▸ STATED GOAL: Here are some records; return them all exactly.

[start]

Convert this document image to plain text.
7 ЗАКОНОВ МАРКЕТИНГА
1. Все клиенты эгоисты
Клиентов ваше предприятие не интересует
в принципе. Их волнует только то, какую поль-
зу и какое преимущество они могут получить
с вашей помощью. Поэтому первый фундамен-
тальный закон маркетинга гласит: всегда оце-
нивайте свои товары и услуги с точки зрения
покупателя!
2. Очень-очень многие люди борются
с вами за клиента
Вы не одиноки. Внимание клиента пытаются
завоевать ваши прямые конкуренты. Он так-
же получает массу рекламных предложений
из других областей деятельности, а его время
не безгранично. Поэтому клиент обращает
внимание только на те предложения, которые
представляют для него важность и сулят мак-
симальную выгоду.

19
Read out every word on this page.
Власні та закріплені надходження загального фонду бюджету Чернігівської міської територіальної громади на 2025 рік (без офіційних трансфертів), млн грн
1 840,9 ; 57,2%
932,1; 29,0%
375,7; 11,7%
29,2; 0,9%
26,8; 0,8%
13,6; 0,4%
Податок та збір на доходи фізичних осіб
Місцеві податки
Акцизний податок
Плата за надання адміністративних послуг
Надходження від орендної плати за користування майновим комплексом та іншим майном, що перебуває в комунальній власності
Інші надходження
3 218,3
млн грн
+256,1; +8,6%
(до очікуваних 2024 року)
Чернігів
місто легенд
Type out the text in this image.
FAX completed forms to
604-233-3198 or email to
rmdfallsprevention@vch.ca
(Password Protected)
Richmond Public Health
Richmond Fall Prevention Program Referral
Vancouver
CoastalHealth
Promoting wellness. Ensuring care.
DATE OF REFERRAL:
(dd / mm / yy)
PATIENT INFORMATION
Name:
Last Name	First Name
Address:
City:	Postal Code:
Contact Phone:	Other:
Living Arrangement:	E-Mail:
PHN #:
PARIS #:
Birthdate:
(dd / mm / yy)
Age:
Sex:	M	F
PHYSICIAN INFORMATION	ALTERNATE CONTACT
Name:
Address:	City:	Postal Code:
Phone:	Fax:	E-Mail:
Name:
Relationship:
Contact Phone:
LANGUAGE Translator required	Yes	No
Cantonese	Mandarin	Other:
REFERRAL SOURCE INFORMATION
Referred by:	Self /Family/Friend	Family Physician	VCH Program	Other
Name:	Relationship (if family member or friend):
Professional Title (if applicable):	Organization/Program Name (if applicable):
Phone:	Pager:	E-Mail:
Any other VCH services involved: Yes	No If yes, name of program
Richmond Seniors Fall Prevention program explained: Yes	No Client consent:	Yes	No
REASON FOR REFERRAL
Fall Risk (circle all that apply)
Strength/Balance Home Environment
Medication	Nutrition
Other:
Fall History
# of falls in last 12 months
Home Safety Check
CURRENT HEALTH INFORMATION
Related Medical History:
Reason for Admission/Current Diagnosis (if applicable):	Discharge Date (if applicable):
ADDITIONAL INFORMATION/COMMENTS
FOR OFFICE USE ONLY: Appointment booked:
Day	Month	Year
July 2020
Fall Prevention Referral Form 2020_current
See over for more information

[end]

▸ ANSWER TO THIS PROBLEM:
Convert this document image to plain text.
7 ЗАКОНОВ МАРКЕТИНГА
1. Все клиенты эгоисты
Клиентов ваше предприятие не интересует
в принципе. Их волнует только то, какую поль-
зу и какое преимущество они могут получить
с вашей помощью. Поэтому первый фундамен-
тальный закон маркетинга гласит: всегда оце-
нивайте свои товары и услуги с точки зрения
покупателя!
2. Очень-очень многие люди борются
с вами за клиента
Вы не одиноки. Внимание клиента пытаются
завоевать ваши прямые конкуренты. Он так-
же получает массу рекламных предложений
из других областей деятельности, а его время
не безгранично. Поэтому клиент обращает
внимание только на те предложения, которые
представляют для него важность и сулят мак-
симальную выгоду.

19
Read out every word on this page.
Власні та закріплені надходження загального фонду бюджету Чернігівської міської територіальної громади на 2025 рік (без офіційних трансфертів), млн грн
1 840,9 ; 57,2%
932,1; 29,0%
375,7; 11,7%
29,2; 0,9%
26,8; 0,8%
13,6; 0,4%
Податок та збір на доходи фізичних осіб
Місцеві податки
Акцизний податок
Плата за надання адміністративних послуг
Надходження від орендної плати за користування майновим комплексом та іншим майном, що перебуває в комунальній власності
Інші надходження
3 218,3
млн грн
+256,1; +8,6%
(до очікуваних 2024 року)
Чернігів
місто легенд
Type out the text in this image.
FAX completed forms to
604-233-3198 or email to
rmdfallsprevention@vch.ca
(Password Protected)
Richmond Public Health
Richmond Fall Prevention Program Referral
Vancouver
CoastalHealth
Promoting wellness. Ensuring care.
DATE OF REFERRAL:
(dd / mm / yy)
PATIENT INFORMATION
Name:
Last Name	First Name
Address:
City:	Postal Code:
Contact Phone:	Other:
Living Arrangement:	E-Mail:
PHN #:
PARIS #:
Birthdate:
(dd / mm / yy)
Age:
Sex:	M	F
PHYSICIAN INFORMATION	ALTERNATE CONTACT
Name:
Address:	City:	Postal Code:
Phone:	Fax:	E-Mail:
Name:
Relationship:
Contact Phone:
LANGUAGE Translator required	Yes	No
Cantonese	Mandarin	Other:
REFERRAL SOURCE INFORMATION
Referred by:	Self /Family/Friend	Family Physician	VCH Program	Other
Name:	Relationship (if family member or friend):
Professional Title (if applicable):	Organization/Program Name (if applicable):
Phone:	Pager:	E-Mail:
Any other VCH services involved: Yes	No If yes, name of program
Richmond Seniors Fall Prevention program explained: Yes	No Client consent:	Yes	No
REASON FOR REFERRAL
Fall Risk (circle all that apply)
Strength/Balance Home Environment
Medication	Nutrition
Other:
Fall History
# of falls in last 12 months
Home Safety Check
CURRENT HEALTH INFORMATION
Related Medical History:
Reason for Admission/Current Diagnosis (if applicable):	Discharge Date (if applicable):
ADDITIONAL INFORMATION/COMMENTS
FOR OFFICE USE ONLY: Appointment booked:
Day	Month	Year
July 2020
Fall Prevention Referral Form 2020_current
See over for more information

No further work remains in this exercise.